> _Задание A_:
Сколько строк в записях содержат строку «bounding» с учетом регистра? Укажите только число.

> _Фрагмент текста_:
☆ ☆ ☆ ☆ ☆ ☆ ☆

25. Прямо как в европейском кино
В следующие три года, вместе работая, Син и Чхве полюбили друг друга снова – если и можно сказать, что некогда их любовь угасала.
В обстановке, где у обоих не было ничего, они стали друг для друга всем. Они держались друг за друга, чтобы не сойти с ума и не сбиться с пути, они были друг для друга последними ниточками, которые связывали их с прошлым. Но эту взаимную нужду диктовали не только обстоятельства. В тюрьме Син изменился, научился смотреть на мир шире. Возможно, впервые в жизни осознал, что он не пуп земли. Эго укротилось, дерзость, упрямство и эгоизм поубавились, и со временем Чхве вновь привязалась к человеку, который был се идеалом самоотдачи, таланта, юмора и силы. Пять лет они изо дня в день скучали друг о друге и друг за друга боялись, затем вместе оказались в ситуации, где у обоих были лишь они одни, и их любовь, став только глубже, разгорелась вновь.
А вот Чхве Ик Кю теплых чувств к Син Сан Оку не питал. Сорокадевятилстний режиссер был состоявшимся профессионалом – он доказал это, управляя северокорейской киностудией и спродюсировав два крупнейших фильма Ким Чен Ира, – а теперь его понизили до няньки избалованного южнокорейского капиталиста. На площадке Чхве Ик Кю то и дело критиковал Сина – например, говорил ему так, чтобы слышала съемочная группа: «Такой ракурс лучше, чем ваш. Зачем вы снимаете с этого ракурса?» Когда Син ходил по площадке с режиссерским видоискателем и примеривался к разным кадрам, Чхве презрительно ухмылялся.
Как-то вечером корейцы ужинали после целого дня съемок на пражских улицах, и тут режиссер Чхве, слегка подшофе после неизбежных тостов за Ким Чен Ира и Ким Ир Сена, «встал и принялся расхаживать вдоль стола». Он сложил пальцы квадратом, будто смотрит в кадр, и заскакал туда-сюда, приседая и крутясь. Син сообразил, что его передразнивают.
– Что вы мельтешите? – ухмылялся северокореец. – Иностранцы смотрят, а вы нас позорите – носитесь туда-сюда, вечно камеру двигаете.
– Мне надо было, чтобы в кадр не попали современные дома и машины, – огрызнулся Син. – Действие происходит в тысяча девятьсот седьмом году. Приходится шевелиться, искать правильный ракурс.
Кроме того, прибавил он, может, в Северной Корее и принято снимать всю сцену одним планом, но в остальном мире операторская работа динамичнее, а планы и размеры кадра варьируются.
Режиссер Чхве разозлился.
– Ну-ка хватит! – гаркнул он. – Делайте, как я говорю!

☆ ☆ ☆ ☆ ☆ ☆ ☆

> _Исходные данные_:

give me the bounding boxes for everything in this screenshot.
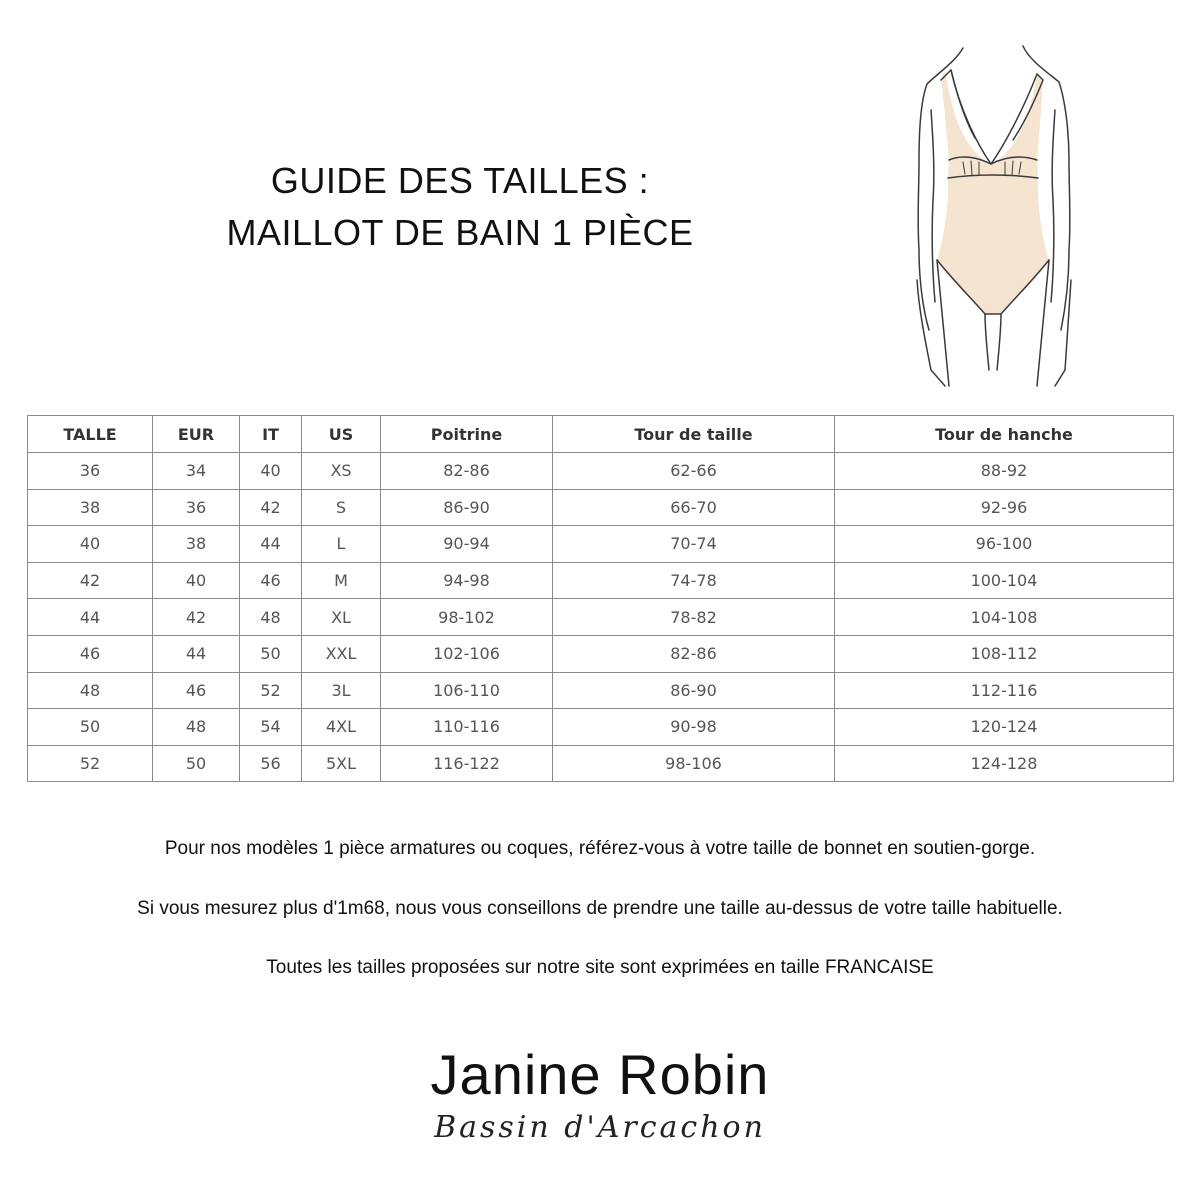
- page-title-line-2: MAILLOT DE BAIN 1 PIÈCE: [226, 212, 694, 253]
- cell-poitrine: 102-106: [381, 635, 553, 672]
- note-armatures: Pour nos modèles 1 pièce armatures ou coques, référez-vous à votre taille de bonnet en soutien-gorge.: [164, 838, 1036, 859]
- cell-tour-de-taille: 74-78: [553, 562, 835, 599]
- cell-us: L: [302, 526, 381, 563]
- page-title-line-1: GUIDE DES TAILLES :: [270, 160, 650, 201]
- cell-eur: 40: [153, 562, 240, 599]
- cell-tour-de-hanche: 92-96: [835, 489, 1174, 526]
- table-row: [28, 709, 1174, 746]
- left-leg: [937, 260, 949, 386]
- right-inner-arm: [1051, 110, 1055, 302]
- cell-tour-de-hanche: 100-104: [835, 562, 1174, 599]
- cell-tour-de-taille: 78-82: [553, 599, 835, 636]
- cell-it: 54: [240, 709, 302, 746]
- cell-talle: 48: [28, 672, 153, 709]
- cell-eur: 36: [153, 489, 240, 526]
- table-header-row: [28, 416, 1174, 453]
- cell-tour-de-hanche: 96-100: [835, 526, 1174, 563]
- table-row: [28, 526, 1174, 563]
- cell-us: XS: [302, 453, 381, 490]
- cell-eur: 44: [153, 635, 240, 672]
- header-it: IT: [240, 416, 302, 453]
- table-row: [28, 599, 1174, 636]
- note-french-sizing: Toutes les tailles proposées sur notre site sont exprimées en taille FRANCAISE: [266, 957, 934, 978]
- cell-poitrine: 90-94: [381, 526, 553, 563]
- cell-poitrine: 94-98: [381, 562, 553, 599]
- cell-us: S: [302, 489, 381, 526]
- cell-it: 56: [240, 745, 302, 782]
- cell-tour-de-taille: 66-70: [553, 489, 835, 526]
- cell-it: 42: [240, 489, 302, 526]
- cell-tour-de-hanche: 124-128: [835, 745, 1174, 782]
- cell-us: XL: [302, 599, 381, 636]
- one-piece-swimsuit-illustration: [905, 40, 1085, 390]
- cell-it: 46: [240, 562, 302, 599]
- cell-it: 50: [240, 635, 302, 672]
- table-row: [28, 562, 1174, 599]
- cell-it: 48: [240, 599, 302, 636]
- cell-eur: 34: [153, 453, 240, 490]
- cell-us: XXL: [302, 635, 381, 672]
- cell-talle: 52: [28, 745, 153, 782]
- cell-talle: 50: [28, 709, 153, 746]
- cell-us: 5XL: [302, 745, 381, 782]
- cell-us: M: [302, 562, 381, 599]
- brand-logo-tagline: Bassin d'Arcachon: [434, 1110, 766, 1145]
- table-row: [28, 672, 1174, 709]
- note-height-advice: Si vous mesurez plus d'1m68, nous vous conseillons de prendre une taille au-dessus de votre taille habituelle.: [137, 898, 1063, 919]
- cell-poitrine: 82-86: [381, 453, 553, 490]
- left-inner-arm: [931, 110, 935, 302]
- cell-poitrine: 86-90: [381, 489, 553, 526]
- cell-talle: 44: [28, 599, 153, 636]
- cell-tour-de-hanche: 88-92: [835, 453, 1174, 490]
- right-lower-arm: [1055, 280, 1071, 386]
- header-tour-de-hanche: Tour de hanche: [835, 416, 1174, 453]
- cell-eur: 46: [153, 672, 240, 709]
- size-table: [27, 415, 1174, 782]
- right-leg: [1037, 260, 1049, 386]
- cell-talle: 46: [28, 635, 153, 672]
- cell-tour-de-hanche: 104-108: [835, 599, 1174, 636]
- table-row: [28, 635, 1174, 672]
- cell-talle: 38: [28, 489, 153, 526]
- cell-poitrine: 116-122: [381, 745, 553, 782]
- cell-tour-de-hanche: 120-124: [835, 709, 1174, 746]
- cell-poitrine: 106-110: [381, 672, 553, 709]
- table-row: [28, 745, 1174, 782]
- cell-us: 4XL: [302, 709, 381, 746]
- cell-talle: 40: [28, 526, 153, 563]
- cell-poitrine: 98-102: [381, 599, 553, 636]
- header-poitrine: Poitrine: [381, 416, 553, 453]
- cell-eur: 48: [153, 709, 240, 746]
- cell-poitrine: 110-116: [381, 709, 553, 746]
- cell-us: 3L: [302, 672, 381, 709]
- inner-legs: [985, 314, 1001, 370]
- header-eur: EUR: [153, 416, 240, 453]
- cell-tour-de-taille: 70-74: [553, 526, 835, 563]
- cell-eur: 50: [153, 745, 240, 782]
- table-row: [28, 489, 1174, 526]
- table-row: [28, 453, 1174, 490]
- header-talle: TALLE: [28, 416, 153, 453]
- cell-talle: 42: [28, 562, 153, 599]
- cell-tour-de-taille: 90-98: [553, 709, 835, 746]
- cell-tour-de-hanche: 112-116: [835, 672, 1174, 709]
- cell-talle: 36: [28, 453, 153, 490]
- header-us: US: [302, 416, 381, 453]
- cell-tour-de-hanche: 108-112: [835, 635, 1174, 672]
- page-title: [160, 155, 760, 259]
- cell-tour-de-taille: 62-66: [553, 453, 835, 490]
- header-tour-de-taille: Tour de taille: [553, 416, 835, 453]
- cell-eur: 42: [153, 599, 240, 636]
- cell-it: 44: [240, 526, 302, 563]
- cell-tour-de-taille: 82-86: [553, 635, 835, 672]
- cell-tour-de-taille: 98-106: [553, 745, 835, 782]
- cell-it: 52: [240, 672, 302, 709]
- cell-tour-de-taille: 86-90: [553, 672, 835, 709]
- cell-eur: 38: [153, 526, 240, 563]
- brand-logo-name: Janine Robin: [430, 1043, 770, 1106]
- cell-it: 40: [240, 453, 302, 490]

☆ ☆ ☆ ☆ ☆ ☆ ☆

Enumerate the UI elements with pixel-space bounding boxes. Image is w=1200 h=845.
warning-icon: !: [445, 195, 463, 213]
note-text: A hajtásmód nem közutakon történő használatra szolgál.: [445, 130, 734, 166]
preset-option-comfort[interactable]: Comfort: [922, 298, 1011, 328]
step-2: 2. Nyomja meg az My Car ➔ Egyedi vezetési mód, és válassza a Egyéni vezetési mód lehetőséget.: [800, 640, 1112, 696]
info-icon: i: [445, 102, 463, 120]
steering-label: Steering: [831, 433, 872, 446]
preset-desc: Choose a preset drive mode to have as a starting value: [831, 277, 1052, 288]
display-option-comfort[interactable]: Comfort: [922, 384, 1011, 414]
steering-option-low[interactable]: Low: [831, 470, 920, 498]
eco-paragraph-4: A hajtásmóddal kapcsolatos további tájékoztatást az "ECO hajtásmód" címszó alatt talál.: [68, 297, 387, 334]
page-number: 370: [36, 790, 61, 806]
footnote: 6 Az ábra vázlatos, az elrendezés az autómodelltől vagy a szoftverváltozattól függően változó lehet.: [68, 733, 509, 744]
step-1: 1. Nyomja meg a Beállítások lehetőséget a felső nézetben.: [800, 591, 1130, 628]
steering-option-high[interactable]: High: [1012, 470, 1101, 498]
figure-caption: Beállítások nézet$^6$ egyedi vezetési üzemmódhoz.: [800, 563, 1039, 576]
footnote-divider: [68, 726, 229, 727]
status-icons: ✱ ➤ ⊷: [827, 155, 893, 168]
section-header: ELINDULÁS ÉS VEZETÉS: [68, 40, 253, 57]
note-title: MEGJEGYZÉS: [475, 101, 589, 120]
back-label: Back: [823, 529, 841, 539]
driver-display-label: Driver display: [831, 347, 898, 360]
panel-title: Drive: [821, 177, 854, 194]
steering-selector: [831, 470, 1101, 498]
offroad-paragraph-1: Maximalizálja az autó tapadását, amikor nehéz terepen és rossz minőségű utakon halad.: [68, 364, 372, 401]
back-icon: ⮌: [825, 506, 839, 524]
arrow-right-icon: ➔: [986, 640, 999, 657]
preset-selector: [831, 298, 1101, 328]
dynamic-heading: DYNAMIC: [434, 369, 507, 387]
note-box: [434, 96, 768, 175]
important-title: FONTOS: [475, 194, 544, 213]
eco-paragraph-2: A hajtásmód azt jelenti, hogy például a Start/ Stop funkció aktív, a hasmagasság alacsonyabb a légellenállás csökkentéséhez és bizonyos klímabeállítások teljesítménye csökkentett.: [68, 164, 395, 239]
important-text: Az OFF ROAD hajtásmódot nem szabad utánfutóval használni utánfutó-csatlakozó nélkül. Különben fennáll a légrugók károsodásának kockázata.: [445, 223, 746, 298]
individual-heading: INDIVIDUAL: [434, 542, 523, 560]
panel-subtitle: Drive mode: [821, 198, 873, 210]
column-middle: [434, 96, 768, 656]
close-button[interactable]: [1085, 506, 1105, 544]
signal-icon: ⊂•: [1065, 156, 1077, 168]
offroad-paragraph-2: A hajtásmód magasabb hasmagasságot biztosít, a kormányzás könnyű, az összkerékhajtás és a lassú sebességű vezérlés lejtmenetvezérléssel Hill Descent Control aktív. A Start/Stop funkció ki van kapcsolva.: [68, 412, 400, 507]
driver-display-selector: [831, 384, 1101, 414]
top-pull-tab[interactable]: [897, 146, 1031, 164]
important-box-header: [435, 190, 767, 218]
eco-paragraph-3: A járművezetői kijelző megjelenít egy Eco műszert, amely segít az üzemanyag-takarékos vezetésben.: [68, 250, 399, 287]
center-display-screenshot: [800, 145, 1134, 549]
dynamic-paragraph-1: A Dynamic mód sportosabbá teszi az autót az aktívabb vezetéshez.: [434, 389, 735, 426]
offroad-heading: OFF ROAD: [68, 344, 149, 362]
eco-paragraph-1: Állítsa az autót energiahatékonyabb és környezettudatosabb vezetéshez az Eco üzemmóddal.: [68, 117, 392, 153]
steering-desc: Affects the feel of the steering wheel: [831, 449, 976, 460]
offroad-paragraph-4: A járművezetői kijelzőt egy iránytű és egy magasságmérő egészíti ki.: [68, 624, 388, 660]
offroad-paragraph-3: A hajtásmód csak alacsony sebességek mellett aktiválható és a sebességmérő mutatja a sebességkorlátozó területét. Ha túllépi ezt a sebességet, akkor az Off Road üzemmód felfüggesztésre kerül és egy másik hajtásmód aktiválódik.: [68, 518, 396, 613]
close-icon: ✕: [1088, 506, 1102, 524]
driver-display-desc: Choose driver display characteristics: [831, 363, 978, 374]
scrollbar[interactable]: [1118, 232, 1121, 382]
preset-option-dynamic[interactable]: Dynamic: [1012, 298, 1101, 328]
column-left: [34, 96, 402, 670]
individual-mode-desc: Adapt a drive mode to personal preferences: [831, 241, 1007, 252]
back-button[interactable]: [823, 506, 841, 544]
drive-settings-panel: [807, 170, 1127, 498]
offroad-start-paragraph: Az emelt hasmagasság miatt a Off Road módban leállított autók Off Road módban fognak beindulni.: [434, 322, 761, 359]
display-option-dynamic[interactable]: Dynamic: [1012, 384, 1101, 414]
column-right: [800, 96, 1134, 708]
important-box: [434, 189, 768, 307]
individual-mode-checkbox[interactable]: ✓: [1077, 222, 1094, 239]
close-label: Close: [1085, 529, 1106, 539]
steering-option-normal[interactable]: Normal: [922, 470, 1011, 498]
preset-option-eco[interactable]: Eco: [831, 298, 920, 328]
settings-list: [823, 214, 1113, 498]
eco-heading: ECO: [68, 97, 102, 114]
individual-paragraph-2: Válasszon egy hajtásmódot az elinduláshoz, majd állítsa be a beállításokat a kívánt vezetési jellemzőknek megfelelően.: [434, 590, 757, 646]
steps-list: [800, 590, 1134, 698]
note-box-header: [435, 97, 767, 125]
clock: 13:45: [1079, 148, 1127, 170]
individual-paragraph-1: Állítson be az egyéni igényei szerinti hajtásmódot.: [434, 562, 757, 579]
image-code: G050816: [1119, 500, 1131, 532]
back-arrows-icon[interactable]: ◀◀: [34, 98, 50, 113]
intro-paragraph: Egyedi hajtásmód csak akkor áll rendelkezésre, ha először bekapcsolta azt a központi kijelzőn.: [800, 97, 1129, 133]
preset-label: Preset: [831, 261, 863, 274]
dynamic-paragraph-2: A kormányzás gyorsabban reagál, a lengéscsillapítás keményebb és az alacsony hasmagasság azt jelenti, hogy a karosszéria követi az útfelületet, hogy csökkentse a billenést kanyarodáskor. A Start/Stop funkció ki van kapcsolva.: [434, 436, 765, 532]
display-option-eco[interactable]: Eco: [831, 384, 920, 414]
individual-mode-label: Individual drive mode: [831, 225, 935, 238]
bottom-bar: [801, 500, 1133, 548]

☆ ☆ ☆ ☆ ☆ ☆ ☆

> _Задание B_:
Ответьте на вопросы по отрывку выше:
(i) На улицах какого города корейцы снимали в тот день, после которого ужинали?
(ii) В каком году, по словам Сина, происходит действие фильма?
(iii) Сколько лет Син и Чхве изо дня в день скучали друг о друге?

> _Ответ A_:
2

> _Ответ B_:
(i) Праги.
(ii) В тысяча девятьсот седьмом году.
(iii) Пять лет.